Instruction » Return the complete listing that follows, with each line reproduced exactly.

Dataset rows
/---
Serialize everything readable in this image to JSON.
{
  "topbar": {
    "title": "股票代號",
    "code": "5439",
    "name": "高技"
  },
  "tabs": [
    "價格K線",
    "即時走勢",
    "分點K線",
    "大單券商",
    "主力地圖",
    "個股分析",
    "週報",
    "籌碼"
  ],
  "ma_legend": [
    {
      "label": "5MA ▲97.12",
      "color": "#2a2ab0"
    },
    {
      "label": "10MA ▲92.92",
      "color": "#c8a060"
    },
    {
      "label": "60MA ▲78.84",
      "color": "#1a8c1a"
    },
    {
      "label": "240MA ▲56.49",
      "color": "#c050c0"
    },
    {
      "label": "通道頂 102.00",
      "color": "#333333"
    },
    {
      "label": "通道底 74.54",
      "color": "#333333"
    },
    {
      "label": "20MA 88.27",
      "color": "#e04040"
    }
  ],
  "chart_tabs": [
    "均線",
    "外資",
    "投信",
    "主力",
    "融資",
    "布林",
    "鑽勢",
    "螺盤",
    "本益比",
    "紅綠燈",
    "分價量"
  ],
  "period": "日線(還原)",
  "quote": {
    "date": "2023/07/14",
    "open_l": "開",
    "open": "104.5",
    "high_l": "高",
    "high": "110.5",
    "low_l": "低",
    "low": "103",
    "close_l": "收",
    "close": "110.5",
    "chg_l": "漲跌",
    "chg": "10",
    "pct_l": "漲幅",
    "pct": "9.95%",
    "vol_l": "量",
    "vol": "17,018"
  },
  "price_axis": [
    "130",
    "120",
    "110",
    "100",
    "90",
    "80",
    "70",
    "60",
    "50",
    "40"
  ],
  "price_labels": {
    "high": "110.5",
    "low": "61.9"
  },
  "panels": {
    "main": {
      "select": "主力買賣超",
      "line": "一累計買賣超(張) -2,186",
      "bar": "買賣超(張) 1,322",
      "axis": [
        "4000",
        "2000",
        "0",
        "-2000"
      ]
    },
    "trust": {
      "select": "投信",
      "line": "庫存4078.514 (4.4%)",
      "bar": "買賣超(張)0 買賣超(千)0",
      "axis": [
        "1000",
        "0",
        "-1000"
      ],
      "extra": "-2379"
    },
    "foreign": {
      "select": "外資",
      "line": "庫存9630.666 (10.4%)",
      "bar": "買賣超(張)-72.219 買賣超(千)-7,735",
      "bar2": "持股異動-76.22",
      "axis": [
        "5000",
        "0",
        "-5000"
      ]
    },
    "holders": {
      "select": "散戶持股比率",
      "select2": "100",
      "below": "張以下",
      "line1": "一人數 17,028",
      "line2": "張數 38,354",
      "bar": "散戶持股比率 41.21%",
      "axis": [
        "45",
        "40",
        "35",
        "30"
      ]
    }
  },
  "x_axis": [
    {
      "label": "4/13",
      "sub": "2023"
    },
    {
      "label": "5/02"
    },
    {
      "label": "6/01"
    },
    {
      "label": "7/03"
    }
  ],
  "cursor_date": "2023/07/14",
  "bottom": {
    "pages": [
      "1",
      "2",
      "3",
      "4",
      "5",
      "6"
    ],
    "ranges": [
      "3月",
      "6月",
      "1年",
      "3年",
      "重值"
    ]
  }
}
\---
Answer to the exercise »
Serialize everything readable in this image to JSON.
{
  "topbar": {
    "title": "股票代號",
    "code": "5439",
    "name": "高技"
  },
  "tabs": [
    "價格K線",
    "即時走勢",
    "分點K線",
    "大單券商",
    "主力地圖",
    "個股分析",
    "週報",
    "籌碼"
  ],
  "ma_legend": [
    {
      "label": "5MA ▲97.12",
      "color": "#2a2ab0"
    },
    {
      "label": "10MA ▲92.92",
      "color": "#c8a060"
    },
    {
      "label": "60MA ▲78.84",
      "color": "#1a8c1a"
    },
    {
      "label": "240MA ▲56.49",
      "color": "#c050c0"
    },
    {
      "label": "通道頂 102.00",
      "color": "#333333"
    },
    {
      "label": "通道底 74.54",
      "color": "#333333"
    },
    {
      "label": "20MA 88.27",
      "color": "#e04040"
    }
  ],
  "chart_tabs": [
    "均線",
    "外資",
    "投信",
    "主力",
    "融資",
    "布林",
    "鑽勢",
    "螺盤",
    "本益比",
    "紅綠燈",
    "分價量"
  ],
  "period": "日線(還原)",
  "quote": {
    "date": "2023/07/14",
    "open_l": "開",
    "open": "104.5",
    "high_l": "高",
    "high": "110.5",
    "low_l": "低",
    "low": "103",
    "close_l": "收",
    "close": "110.5",
    "chg_l": "漲跌",
    "chg": "10",
    "pct_l": "漲幅",
    "pct": "9.95%",
    "vol_l": "量",
    "vol": "17,018"
  },
  "price_axis": [
    "130",
    "120",
    "110",
    "100",
    "90",
    "80",
    "70",
    "60",
    "50",
    "40"
  ],
  "price_labels": {
    "high": "110.5",
    "low": "61.9"
  },
  "panels": {
    "main": {
      "select": "主力買賣超",
      "line": "一累計買賣超(張) -2,186",
      "bar": "買賣超(張) 1,322",
      "axis": [
        "4000",
        "2000",
        "0",
        "-2000"
      ]
    },
    "trust": {
      "select": "投信",
      "line": "庫存4078.514 (4.4%)",
      "bar": "買賣超(張)0 買賣超(千)0",
      "axis": [
        "1000",
        "0",
        "-1000"
      ],
      "extra": "-2379"
    },
    "foreign": {
      "select": "外資",
      "line": "庫存9630.666 (10.4%)",
      "bar": "買賣超(張)-72.219 買賣超(千)-7,735",
      "bar2": "持股異動-76.22",
      "axis": [
        "5000",
        "0",
        "-5000"
      ]
    },
    "holders": {
      "select": "散戶持股比率",
      "select2": "100",
      "below": "張以下",
      "line1": "一人數 17,028",
      "line2": "張數 38,354",
      "bar": "散戶持股比率 41.21%",
      "axis": [
        "45",
        "40",
        "35",
        "30"
      ]
    }
  },
  "x_axis": [
    {
      "label": "4/13",
      "sub": "2023"
    },
    {
      "label": "5/02"
    },
    {
      "label": "6/01"
    },
    {
      "label": "7/03"
    }
  ],
  "cursor_date": "2023/07/14",
  "bottom": {
    "pages": [
      "1",
      "2",
      "3",
      "4",
      "5",
      "6"
    ],
    "ranges": [
      "3月",
      "6月",
      "1年",
      "3年",
      "重值"
    ]
  }
}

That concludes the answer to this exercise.